## Data shown:
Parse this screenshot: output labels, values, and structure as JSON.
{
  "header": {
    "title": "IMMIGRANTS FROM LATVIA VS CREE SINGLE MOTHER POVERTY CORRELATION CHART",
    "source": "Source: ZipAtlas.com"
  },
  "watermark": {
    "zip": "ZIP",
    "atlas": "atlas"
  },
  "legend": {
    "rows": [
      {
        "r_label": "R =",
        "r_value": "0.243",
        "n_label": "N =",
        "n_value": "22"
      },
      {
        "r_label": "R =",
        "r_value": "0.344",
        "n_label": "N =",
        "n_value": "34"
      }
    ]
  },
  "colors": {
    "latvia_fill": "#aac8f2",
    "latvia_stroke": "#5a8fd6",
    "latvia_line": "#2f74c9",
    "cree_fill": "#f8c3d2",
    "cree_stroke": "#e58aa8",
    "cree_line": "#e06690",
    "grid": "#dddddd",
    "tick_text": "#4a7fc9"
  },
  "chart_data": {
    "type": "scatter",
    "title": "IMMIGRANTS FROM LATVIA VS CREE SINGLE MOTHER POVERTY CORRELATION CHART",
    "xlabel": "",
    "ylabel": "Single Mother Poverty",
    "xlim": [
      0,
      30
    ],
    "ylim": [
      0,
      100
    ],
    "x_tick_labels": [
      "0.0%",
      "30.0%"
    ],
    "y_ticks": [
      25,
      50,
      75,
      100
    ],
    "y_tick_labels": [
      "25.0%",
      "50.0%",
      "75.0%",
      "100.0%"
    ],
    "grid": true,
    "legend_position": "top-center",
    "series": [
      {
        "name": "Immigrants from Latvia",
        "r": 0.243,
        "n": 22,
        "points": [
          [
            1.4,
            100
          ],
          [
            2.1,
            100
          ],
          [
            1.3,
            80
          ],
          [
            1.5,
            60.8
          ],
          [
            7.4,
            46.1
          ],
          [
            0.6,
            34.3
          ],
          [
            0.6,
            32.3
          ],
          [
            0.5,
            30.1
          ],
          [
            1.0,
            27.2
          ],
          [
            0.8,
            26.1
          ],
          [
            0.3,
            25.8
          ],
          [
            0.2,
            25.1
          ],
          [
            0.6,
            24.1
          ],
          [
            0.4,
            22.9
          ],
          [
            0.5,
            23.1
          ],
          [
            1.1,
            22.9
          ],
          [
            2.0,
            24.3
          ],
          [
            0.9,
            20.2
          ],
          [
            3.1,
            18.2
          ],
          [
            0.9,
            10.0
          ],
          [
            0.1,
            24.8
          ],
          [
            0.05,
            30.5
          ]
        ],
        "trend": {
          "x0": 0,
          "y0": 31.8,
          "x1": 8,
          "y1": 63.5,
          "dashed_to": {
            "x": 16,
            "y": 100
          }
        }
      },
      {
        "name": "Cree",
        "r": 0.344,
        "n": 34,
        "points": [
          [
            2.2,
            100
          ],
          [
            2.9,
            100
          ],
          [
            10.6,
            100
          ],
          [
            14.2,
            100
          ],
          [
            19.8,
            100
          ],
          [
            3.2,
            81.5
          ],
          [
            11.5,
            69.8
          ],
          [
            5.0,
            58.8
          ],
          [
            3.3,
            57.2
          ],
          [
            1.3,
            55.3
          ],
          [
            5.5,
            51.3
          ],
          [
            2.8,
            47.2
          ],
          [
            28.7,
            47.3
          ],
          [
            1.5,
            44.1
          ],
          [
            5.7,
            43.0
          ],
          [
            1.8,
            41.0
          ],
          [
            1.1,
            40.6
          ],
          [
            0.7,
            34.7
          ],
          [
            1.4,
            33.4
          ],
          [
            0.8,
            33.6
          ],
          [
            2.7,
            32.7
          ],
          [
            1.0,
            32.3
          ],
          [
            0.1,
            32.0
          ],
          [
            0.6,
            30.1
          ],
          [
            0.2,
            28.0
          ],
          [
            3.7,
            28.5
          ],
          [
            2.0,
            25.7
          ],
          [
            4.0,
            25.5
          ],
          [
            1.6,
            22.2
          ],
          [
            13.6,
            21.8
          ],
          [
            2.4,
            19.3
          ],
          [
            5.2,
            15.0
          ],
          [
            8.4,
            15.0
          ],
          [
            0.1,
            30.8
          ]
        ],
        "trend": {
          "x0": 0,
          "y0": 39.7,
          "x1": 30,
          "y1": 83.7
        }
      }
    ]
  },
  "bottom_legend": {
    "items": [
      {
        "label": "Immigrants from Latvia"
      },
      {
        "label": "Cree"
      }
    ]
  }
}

## Task objective:
Write out the whole listing exactly.

## Solution to this exercise:
Parse this screenshot: output labels, values, and structure as JSON.
{
  "header": {
    "title": "IMMIGRANTS FROM LATVIA VS CREE SINGLE MOTHER POVERTY CORRELATION CHART",
    "source": "Source: ZipAtlas.com"
  },
  "watermark": {
    "zip": "ZIP",
    "atlas": "atlas"
  },
  "legend": {
    "rows": [
      {
        "r_label": "R =",
        "r_value": "0.243",
        "n_label": "N =",
        "n_value": "22"
      },
      {
        "r_label": "R =",
        "r_value": "0.344",
        "n_label": "N =",
        "n_value": "34"
      }
    ]
  },
  "colors": {
    "latvia_fill": "#aac8f2",
    "latvia_stroke": "#5a8fd6",
    "latvia_line": "#2f74c9",
    "cree_fill": "#f8c3d2",
    "cree_stroke": "#e58aa8",
    "cree_line": "#e06690",
    "grid": "#dddddd",
    "tick_text": "#4a7fc9"
  },
  "chart_data": {
    "type": "scatter",
    "title": "IMMIGRANTS FROM LATVIA VS CREE SINGLE MOTHER POVERTY CORRELATION CHART",
    "xlabel": "",
    "ylabel": "Single Mother Poverty",
    "xlim": [
      0,
      30
    ],
    "ylim": [
      0,
      100
    ],
    "x_tick_labels": [
      "0.0%",
      "30.0%"
    ],
    "y_ticks": [
      25,
      50,
      75,
      100
    ],
    "y_tick_labels": [
      "25.0%",
      "50.0%",
      "75.0%",
      "100.0%"
    ],
    "grid": true,
    "legend_position": "top-center",
    "series": [
      {
        "name": "Immigrants from Latvia",
        "r": 0.243,
        "n": 22,
        "points": [
          [
            1.4,
            100
          ],
          [
            2.1,
            100
          ],
          [
            1.3,
            80
          ],
          [
            1.5,
            60.8
          ],
          [
            7.4,
            46.1
          ],
          [
            0.6,
            34.3
          ],
          [
            0.6,
            32.3
          ],
          [
            0.5,
            30.1
          ],
          [
            1.0,
            27.2
          ],
          [
            0.8,
            26.1
          ],
          [
            0.3,
            25.8
          ],
          [
            0.2,
            25.1
          ],
          [
            0.6,
            24.1
          ],
          [
            0.4,
            22.9
          ],
          [
            0.5,
            23.1
          ],
          [
            1.1,
            22.9
          ],
          [
            2.0,
            24.3
          ],
          [
            0.9,
            20.2
          ],
          [
            3.1,
            18.2
          ],
          [
            0.9,
            10.0
          ],
          [
            0.1,
            24.8
          ],
          [
            0.05,
            30.5
          ]
        ],
        "trend": {
          "x0": 0,
          "y0": 31.8,
          "x1": 8,
          "y1": 63.5,
          "dashed_to": {
            "x": 16,
            "y": 100
          }
        }
      },
      {
        "name": "Cree",
        "r": 0.344,
        "n": 34,
        "points": [
          [
            2.2,
            100
          ],
          [
            2.9,
            100
          ],
          [
            10.6,
            100
          ],
          [
            14.2,
            100
          ],
          [
            19.8,
            100
          ],
          [
            3.2,
            81.5
          ],
          [
            11.5,
            69.8
          ],
          [
            5.0,
            58.8
          ],
          [
            3.3,
            57.2
          ],
          [
            1.3,
            55.3
          ],
          [
            5.5,
            51.3
          ],
          [
            2.8,
            47.2
          ],
          [
            28.7,
            47.3
          ],
          [
            1.5,
            44.1
          ],
          [
            5.7,
            43.0
          ],
          [
            1.8,
            41.0
          ],
          [
            1.1,
            40.6
          ],
          [
            0.7,
            34.7
          ],
          [
            1.4,
            33.4
          ],
          [
            0.8,
            33.6
          ],
          [
            2.7,
            32.7
          ],
          [
            1.0,
            32.3
          ],
          [
            0.1,
            32.0
          ],
          [
            0.6,
            30.1
          ],
          [
            0.2,
            28.0
          ],
          [
            3.7,
            28.5
          ],
          [
            2.0,
            25.7
          ],
          [
            4.0,
            25.5
          ],
          [
            1.6,
            22.2
          ],
          [
            13.6,
            21.8
          ],
          [
            2.4,
            19.3
          ],
          [
            5.2,
            15.0
          ],
          [
            8.4,
            15.0
          ],
          [
            0.1,
            30.8
          ]
        ],
        "trend": {
          "x0": 0,
          "y0": 39.7,
          "x1": 30,
          "y1": 83.7
        }
      }
    ]
  },
  "bottom_legend": {
    "items": [
      {
        "label": "Immigrants from Latvia"
      },
      {
        "label": "Cree"
      }
    ]
  }
}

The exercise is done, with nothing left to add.